[Stored data entries]
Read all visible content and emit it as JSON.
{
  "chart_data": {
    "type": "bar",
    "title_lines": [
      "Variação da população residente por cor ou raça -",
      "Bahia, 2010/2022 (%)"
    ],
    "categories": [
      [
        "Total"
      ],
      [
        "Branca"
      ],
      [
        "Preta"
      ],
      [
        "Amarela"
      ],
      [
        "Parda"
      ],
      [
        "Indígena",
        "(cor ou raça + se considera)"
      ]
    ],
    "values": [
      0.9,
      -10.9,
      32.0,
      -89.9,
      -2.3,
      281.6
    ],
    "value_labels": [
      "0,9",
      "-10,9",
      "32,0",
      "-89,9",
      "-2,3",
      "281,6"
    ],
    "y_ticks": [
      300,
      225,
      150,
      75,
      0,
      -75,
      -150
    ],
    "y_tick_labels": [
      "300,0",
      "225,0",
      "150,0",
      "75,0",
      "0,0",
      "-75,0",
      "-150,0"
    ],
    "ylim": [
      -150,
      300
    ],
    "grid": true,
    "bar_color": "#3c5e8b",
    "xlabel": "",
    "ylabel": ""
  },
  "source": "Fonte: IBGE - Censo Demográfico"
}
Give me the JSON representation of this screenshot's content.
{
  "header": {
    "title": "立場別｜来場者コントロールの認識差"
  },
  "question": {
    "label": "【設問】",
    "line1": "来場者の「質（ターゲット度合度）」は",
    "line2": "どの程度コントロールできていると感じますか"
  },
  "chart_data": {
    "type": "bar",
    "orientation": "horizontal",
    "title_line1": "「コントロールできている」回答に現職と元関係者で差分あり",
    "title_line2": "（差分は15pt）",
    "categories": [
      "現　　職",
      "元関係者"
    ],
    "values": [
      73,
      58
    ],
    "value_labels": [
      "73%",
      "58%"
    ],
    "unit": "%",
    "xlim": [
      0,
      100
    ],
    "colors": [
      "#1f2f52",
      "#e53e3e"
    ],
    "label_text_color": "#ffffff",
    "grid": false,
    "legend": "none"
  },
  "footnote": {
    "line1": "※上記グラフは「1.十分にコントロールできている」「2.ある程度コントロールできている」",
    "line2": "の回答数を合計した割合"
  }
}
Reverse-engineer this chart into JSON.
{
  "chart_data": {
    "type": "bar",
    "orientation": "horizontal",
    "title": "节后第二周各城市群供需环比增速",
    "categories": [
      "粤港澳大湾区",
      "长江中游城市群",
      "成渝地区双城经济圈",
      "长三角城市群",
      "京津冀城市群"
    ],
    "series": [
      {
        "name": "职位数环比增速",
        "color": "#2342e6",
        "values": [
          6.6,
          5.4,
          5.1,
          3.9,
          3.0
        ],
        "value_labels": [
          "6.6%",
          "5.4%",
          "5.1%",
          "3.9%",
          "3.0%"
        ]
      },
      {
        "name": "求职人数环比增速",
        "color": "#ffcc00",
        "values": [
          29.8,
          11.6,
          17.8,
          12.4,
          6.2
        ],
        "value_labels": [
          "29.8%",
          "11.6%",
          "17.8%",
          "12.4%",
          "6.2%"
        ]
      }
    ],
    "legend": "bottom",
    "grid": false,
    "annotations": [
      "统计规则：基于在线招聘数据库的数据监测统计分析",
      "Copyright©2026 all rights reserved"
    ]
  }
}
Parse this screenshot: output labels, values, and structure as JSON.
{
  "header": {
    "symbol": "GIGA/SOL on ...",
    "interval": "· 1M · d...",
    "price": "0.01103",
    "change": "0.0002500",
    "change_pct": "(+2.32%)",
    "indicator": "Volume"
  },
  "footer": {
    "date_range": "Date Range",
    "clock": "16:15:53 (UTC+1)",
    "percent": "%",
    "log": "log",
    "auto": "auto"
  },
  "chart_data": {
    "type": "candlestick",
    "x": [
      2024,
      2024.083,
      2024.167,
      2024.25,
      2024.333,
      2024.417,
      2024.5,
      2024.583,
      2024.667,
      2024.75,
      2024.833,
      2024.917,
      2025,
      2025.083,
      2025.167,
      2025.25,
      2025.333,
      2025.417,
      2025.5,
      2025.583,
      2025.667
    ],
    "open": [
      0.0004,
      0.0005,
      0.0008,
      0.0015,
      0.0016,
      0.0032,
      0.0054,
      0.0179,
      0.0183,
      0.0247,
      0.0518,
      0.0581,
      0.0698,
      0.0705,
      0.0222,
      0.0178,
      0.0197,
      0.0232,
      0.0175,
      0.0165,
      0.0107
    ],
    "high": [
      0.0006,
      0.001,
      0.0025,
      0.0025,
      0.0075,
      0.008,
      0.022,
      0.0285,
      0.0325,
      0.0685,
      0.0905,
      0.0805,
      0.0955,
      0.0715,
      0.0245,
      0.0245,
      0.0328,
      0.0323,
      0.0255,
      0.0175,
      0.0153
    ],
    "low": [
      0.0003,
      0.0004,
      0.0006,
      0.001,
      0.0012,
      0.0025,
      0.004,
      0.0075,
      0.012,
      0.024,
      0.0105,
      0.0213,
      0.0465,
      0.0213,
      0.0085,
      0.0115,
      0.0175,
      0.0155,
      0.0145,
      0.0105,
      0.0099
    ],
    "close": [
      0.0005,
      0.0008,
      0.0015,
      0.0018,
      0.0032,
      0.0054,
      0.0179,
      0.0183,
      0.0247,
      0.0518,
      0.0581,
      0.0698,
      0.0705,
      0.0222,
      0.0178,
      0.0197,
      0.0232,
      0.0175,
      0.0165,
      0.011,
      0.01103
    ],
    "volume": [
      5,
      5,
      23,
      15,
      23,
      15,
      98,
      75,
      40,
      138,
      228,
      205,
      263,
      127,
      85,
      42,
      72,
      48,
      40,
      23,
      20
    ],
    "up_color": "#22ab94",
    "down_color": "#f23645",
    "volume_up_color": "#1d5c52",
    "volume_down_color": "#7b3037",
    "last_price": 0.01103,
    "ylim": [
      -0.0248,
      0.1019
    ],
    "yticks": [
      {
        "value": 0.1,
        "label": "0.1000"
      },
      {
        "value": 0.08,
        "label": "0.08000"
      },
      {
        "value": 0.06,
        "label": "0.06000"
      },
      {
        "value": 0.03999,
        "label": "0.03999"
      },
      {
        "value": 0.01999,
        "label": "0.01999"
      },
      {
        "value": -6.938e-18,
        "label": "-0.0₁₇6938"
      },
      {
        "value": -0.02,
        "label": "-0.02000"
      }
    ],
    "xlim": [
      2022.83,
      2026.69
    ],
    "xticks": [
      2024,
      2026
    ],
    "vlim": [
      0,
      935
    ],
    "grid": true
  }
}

■ **REQUEST**: Using the data above, repeat every line exactly.

■ **ANSWER TO THE TASK**:
Read all visible content and emit it as JSON.
{
  "chart_data": {
    "type": "bar",
    "title_lines": [
      "Variação da população residente por cor ou raça -",
      "Bahia, 2010/2022 (%)"
    ],
    "categories": [
      [
        "Total"
      ],
      [
        "Branca"
      ],
      [
        "Preta"
      ],
      [
        "Amarela"
      ],
      [
        "Parda"
      ],
      [
        "Indígena",
        "(cor ou raça + se considera)"
      ]
    ],
    "values": [
      0.9,
      -10.9,
      32.0,
      -89.9,
      -2.3,
      281.6
    ],
    "value_labels": [
      "0,9",
      "-10,9",
      "32,0",
      "-89,9",
      "-2,3",
      "281,6"
    ],
    "y_ticks": [
      300,
      225,
      150,
      75,
      0,
      -75,
      -150
    ],
    "y_tick_labels": [
      "300,0",
      "225,0",
      "150,0",
      "75,0",
      "0,0",
      "-75,0",
      "-150,0"
    ],
    "ylim": [
      -150,
      300
    ],
    "grid": true,
    "bar_color": "#3c5e8b",
    "xlabel": "",
    "ylabel": ""
  },
  "source": "Fonte: IBGE - Censo Demográfico"
}
Give me the JSON representation of this screenshot's content.
{
  "header": {
    "title": "立場別｜来場者コントロールの認識差"
  },
  "question": {
    "label": "【設問】",
    "line1": "来場者の「質（ターゲット度合度）」は",
    "line2": "どの程度コントロールできていると感じますか"
  },
  "chart_data": {
    "type": "bar",
    "orientation": "horizontal",
    "title_line1": "「コントロールできている」回答に現職と元関係者で差分あり",
    "title_line2": "（差分は15pt）",
    "categories": [
      "現　　職",
      "元関係者"
    ],
    "values": [
      73,
      58
    ],
    "value_labels": [
      "73%",
      "58%"
    ],
    "unit": "%",
    "xlim": [
      0,
      100
    ],
    "colors": [
      "#1f2f52",
      "#e53e3e"
    ],
    "label_text_color": "#ffffff",
    "grid": false,
    "legend": "none"
  },
  "footnote": {
    "line1": "※上記グラフは「1.十分にコントロールできている」「2.ある程度コントロールできている」",
    "line2": "の回答数を合計した割合"
  }
}
Reverse-engineer this chart into JSON.
{
  "chart_data": {
    "type": "bar",
    "orientation": "horizontal",
    "title": "节后第二周各城市群供需环比增速",
    "categories": [
      "粤港澳大湾区",
      "长江中游城市群",
      "成渝地区双城经济圈",
      "长三角城市群",
      "京津冀城市群"
    ],
    "series": [
      {
        "name": "职位数环比增速",
        "color": "#2342e6",
        "values": [
          6.6,
          5.4,
          5.1,
          3.9,
          3.0
        ],
        "value_labels": [
          "6.6%",
          "5.4%",
          "5.1%",
          "3.9%",
          "3.0%"
        ]
      },
      {
        "name": "求职人数环比增速",
        "color": "#ffcc00",
        "values": [
          29.8,
          11.6,
          17.8,
          12.4,
          6.2
        ],
        "value_labels": [
          "29.8%",
          "11.6%",
          "17.8%",
          "12.4%",
          "6.2%"
        ]
      }
    ],
    "legend": "bottom",
    "grid": false,
    "annotations": [
      "统计规则：基于在线招聘数据库的数据监测统计分析",
      "Copyright©2026 all rights reserved"
    ]
  }
}
Parse this screenshot: output labels, values, and structure as JSON.
{
  "header": {
    "symbol": "GIGA/SOL on ...",
    "interval": "· 1M · d...",
    "price": "0.01103",
    "change": "0.0002500",
    "change_pct": "(+2.32%)",
    "indicator": "Volume"
  },
  "footer": {
    "date_range": "Date Range",
    "clock": "16:15:53 (UTC+1)",
    "percent": "%",
    "log": "log",
    "auto": "auto"
  },
  "chart_data": {
    "type": "candlestick",
    "x": [
      2024,
      2024.083,
      2024.167,
      2024.25,
      2024.333,
      2024.417,
      2024.5,
      2024.583,
      2024.667,
      2024.75,
      2024.833,
      2024.917,
      2025,
      2025.083,
      2025.167,
      2025.25,
      2025.333,
      2025.417,
      2025.5,
      2025.583,
      2025.667
    ],
    "open": [
      0.0004,
      0.0005,
      0.0008,
      0.0015,
      0.0016,
      0.0032,
      0.0054,
      0.0179,
      0.0183,
      0.0247,
      0.0518,
      0.0581,
      0.0698,
      0.0705,
      0.0222,
      0.0178,
      0.0197,
      0.0232,
      0.0175,
      0.0165,
      0.0107
    ],
    "high": [
      0.0006,
      0.001,
      0.0025,
      0.0025,
      0.0075,
      0.008,
      0.022,
      0.0285,
      0.0325,
      0.0685,
      0.0905,
      0.0805,
      0.0955,
      0.0715,
      0.0245,
      0.0245,
      0.0328,
      0.0323,
      0.0255,
      0.0175,
      0.0153
    ],
    "low": [
      0.0003,
      0.0004,
      0.0006,
      0.001,
      0.0012,
      0.0025,
      0.004,
      0.0075,
      0.012,
      0.024,
      0.0105,
      0.0213,
      0.0465,
      0.0213,
      0.0085,
      0.0115,
      0.0175,
      0.0155,
      0.0145,
      0.0105,
      0.0099
    ],
    "close": [
      0.0005,
      0.0008,
      0.0015,
      0.0018,
      0.0032,
      0.0054,
      0.0179,
      0.0183,
      0.0247,
      0.0518,
      0.0581,
      0.0698,
      0.0705,
      0.0222,
      0.0178,
      0.0197,
      0.0232,
      0.0175,
      0.0165,
      0.011,
      0.01103
    ],
    "volume": [
      5,
      5,
      23,
      15,
      23,
      15,
      98,
      75,
      40,
      138,
      228,
      205,
      263,
      127,
      85,
      42,
      72,
      48,
      40,
      23,
      20
    ],
    "up_color": "#22ab94",
    "down_color": "#f23645",
    "volume_up_color": "#1d5c52",
    "volume_down_color": "#7b3037",
    "last_price": 0.01103,
    "ylim": [
      -0.0248,
      0.1019
    ],
    "yticks": [
      {
        "value": 0.1,
        "label": "0.1000"
      },
      {
        "value": 0.08,
        "label": "0.08000"
      },
      {
        "value": 0.06,
        "label": "0.06000"
      },
      {
        "value": 0.03999,
        "label": "0.03999"
      },
      {
        "value": 0.01999,
        "label": "0.01999"
      },
      {
        "value": -6.938e-18,
        "label": "-0.0₁₇6938"
      },
      {
        "value": -0.02,
        "label": "-0.02000"
      }
    ],
    "xlim": [
      2022.83,
      2026.69
    ],
    "xticks": [
      2024,
      2026
    ],
    "vlim": [
      0,
      935
    ],
    "grid": true
  }
}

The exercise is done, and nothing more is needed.